▸ What is required
Reproduce the data exactly and drop any pictures it holds.
● ● ● ● ● ● ●
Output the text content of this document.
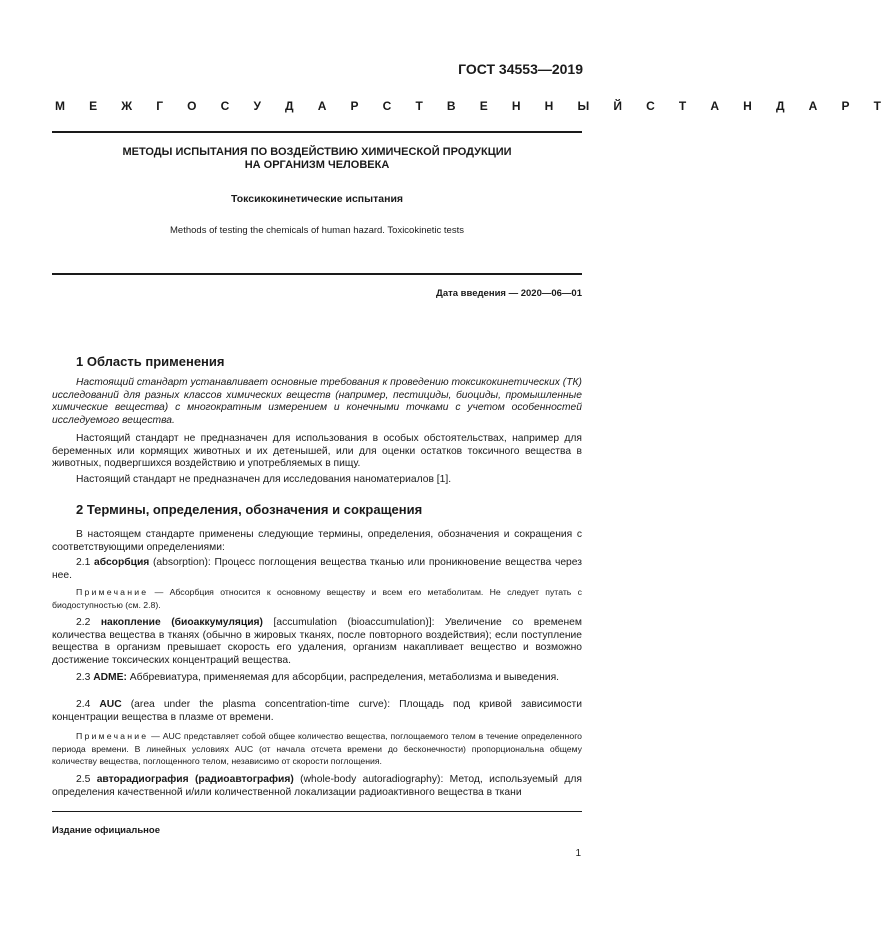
ГОСТ 34553—2019
М Е Ж Г О С У Д А Р С Т В Е Н Н Ы Й С Т А Н Д А Р Т
МЕТОДЫ ИСПЫТАНИЯ ПО ВОЗДЕЙСТВИЮ ХИМИЧЕСКОЙ ПРОДУКЦИИ
НА ОРГАНИЗМ ЧЕЛОВЕКА
Токсикокинетические испытания
Methods of testing the chemicals of human hazard. Toxicokinetic tests
Дата введения — 2020—06—01
1 Область применения
Настоящий стандарт устанавливает основные требования к проведению токсикокинетических (ТК) исследований для разных классов химических веществ (например, пестициды, биоциды, промышленные химические вещества) с многократным измерением и конечными точками с учетом особенностей исследуемого вещества.
Настоящий стандарт не предназначен для использования в особых обстоятельствах, например для беременных или кормящих животных и их детенышей, или для оценки остатков токсичного вещества в животных, подвергшихся воздействию и употребляемых в пищу.
Настоящий стандарт не предназначен для исследования наноматериалов [1].
2 Термины, определения, обозначения и сокращения
В настоящем стандарте применены следующие термины, определения, обозначения и сокращения с соответствующими определениями:
2.1 абсорбция (absorption): Процесс поглощения вещества тканью или проникновение вещества через нее.
Примечание — Абсорбция относится к основному веществу и всем его метаболитам. Не следует путать с биодоступностью (см. 2.8).
2.2 накопление (биоаккумуляция) [accumulation (bioaccumulation)]: Увеличение со временем количества вещества в тканях (обычно в жировых тканях, после повторного воздействия); если поступление вещества в организм превышает скорость его удаления, организм накапливает вещество и возможно достижение токсических концентраций вещества.
2.3 ADME: Аббревиатура, применяемая для абсорбции, распределения, метаболизма и выведения.
2.4 AUC (area under the plasma concentration-time curve): Площадь под кривой зависимости концентрации вещества в плазме от времени.
Примечание — AUC представляет собой общее количество вещества, поглощаемого телом в течение определенного периода времени. В линейных условиях AUC (от начала отсчета времени до бесконечности) пропорциональна общему количеству вещества, поглощенного телом, независимо от скорости поглощения.
2.5 авторадиография (радиоавтография) (whole-body autoradiography): Метод, используемый для определения качественной и/или количественной локализации радиоактивного вещества в ткани
Издание официальное
1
● ● ● ● ● ● ●
▸ Answer to this problem
Output the text content of this document.
ГОСТ 34553—2019
М Е Ж Г О С У Д А Р С Т В Е Н Н Ы Й С Т А Н Д А Р Т
МЕТОДЫ ИСПЫТАНИЯ ПО ВОЗДЕЙСТВИЮ ХИМИЧЕСКОЙ ПРОДУКЦИИ
НА ОРГАНИЗМ ЧЕЛОВЕКА
Токсикокинетические испытания
Methods of testing the chemicals of human hazard. Toxicokinetic tests
Дата введения — 2020—06—01
1 Область применения
Настоящий стандарт устанавливает основные требования к проведению токсикокинетических (ТК) исследований для разных классов химических веществ (например, пестициды, биоциды, промышленные химические вещества) с многократным измерением и конечными точками с учетом особенностей исследуемого вещества.
Настоящий стандарт не предназначен для использования в особых обстоятельствах, например для беременных или кормящих животных и их детенышей, или для оценки остатков токсичного вещества в животных, подвергшихся воздействию и употребляемых в пищу.
Настоящий стандарт не предназначен для исследования наноматериалов [1].
2 Термины, определения, обозначения и сокращения
В настоящем стандарте применены следующие термины, определения, обозначения и сокращения с соответствующими определениями:
2.1 абсорбция (absorption): Процесс поглощения вещества тканью или проникновение вещества через нее.
Примечание — Абсорбция относится к основному веществу и всем его метаболитам. Не следует путать с биодоступностью (см. 2.8).
2.2 накопление (биоаккумуляция) [accumulation (bioaccumulation)]: Увеличение со временем количества вещества в тканях (обычно в жировых тканях, после повторного воздействия); если поступление вещества в организм превышает скорость его удаления, организм накапливает вещество и возможно достижение токсических концентраций вещества.
2.3 ADME: Аббревиатура, применяемая для абсорбции, распределения, метаболизма и выведения.
2.4 AUC (area under the plasma concentration-time curve): Площадь под кривой зависимости концентрации вещества в плазме от времени.
Примечание — AUC представляет собой общее количество вещества, поглощаемого телом в течение определенного периода времени. В линейных условиях AUC (от начала отсчета времени до бесконечности) пропорциональна общему количеству вещества, поглощенного телом, независимо от скорости поглощения.
2.5 авторадиография (радиоавтография) (whole-body autoradiography): Метод, используемый для определения качественной и/или количественной локализации радиоактивного вещества в ткани
Издание официальное
1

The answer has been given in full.